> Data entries

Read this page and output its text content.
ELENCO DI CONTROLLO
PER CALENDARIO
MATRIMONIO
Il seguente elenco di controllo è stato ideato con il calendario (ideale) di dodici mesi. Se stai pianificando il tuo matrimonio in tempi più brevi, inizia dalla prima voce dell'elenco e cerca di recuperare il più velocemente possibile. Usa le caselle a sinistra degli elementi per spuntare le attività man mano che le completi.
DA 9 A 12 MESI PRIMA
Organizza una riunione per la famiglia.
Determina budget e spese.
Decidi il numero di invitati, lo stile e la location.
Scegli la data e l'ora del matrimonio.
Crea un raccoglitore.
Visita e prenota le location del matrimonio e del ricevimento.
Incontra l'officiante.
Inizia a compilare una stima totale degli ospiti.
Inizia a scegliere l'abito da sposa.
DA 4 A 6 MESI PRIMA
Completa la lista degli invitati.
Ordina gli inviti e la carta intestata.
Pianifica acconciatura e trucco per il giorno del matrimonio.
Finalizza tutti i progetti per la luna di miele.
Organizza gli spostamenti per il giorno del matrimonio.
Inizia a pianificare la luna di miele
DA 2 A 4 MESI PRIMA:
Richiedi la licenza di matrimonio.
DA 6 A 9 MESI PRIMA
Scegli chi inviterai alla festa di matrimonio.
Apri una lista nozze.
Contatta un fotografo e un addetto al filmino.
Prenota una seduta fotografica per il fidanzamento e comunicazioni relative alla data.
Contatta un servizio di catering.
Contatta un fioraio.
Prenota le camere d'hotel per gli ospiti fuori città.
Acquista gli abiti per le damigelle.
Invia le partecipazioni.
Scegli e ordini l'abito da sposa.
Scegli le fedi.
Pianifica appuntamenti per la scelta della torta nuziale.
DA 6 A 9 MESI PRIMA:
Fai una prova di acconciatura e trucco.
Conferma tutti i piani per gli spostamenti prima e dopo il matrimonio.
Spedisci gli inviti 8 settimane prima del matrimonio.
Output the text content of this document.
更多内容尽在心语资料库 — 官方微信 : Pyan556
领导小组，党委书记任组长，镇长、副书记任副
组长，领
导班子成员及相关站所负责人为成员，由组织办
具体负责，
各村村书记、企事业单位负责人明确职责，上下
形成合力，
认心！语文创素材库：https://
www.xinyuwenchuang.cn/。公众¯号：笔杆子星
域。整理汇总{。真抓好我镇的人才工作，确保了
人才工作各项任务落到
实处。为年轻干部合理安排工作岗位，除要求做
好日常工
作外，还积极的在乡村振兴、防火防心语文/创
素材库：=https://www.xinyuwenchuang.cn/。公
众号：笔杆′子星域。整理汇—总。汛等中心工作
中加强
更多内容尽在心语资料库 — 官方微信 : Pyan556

> Work to do
Restate all of the entries exactly, please.

> Solution for this exercise
Read this page and output its text content.
ELENCO DI CONTROLLO
PER CALENDARIO
MATRIMONIO
Il seguente elenco di controllo è stato ideato con il calendario (ideale) di dodici mesi. Se stai pianificando il tuo matrimonio in tempi più brevi, inizia dalla prima voce dell'elenco e cerca di recuperare il più velocemente possibile. Usa le caselle a sinistra degli elementi per spuntare le attività man mano che le completi.
DA 9 A 12 MESI PRIMA
Organizza una riunione per la famiglia.
Determina budget e spese.
Decidi il numero di invitati, lo stile e la location.
Scegli la data e l'ora del matrimonio.
Crea un raccoglitore.
Visita e prenota le location del matrimonio e del ricevimento.
Incontra l'officiante.
Inizia a compilare una stima totale degli ospiti.
Inizia a scegliere l'abito da sposa.
DA 4 A 6 MESI PRIMA
Completa la lista degli invitati.
Ordina gli inviti e la carta intestata.
Pianifica acconciatura e trucco per il giorno del matrimonio.
Finalizza tutti i progetti per la luna di miele.
Organizza gli spostamenti per il giorno del matrimonio.
Inizia a pianificare la luna di miele
DA 2 A 4 MESI PRIMA:
Richiedi la licenza di matrimonio.
DA 6 A 9 MESI PRIMA
Scegli chi inviterai alla festa di matrimonio.
Apri una lista nozze.
Contatta un fotografo e un addetto al filmino.
Prenota una seduta fotografica per il fidanzamento e comunicazioni relative alla data.
Contatta un servizio di catering.
Contatta un fioraio.
Prenota le camere d'hotel per gli ospiti fuori città.
Acquista gli abiti per le damigelle.
Invia le partecipazioni.
Scegli e ordini l'abito da sposa.
Scegli le fedi.
Pianifica appuntamenti per la scelta della torta nuziale.
DA 6 A 9 MESI PRIMA:
Fai una prova di acconciatura e trucco.
Conferma tutti i piani per gli spostamenti prima e dopo il matrimonio.
Spedisci gli inviti 8 settimane prima del matrimonio.
Output the text content of this document.
更多内容尽在心语资料库 — 官方微信 : Pyan556
领导小组，党委书记任组长，镇长、副书记任副
组长，领
导班子成员及相关站所负责人为成员，由组织办
具体负责，
各村村书记、企事业单位负责人明确职责，上下
形成合力，
认心！语文创素材库：https://
www.xinyuwenchuang.cn/。公众¯号：笔杆子星
域。整理汇总{。真抓好我镇的人才工作，确保了
人才工作各项任务落到
实处。为年轻干部合理安排工作岗位，除要求做
好日常工
作外，还积极的在乡村振兴、防火防心语文/创
素材库：=https://www.xinyuwenchuang.cn/。公
众号：笔杆′子星域。整理汇—总。汛等中心工作
中加强
更多内容尽在心语资料库 — 官方微信 : Pyan556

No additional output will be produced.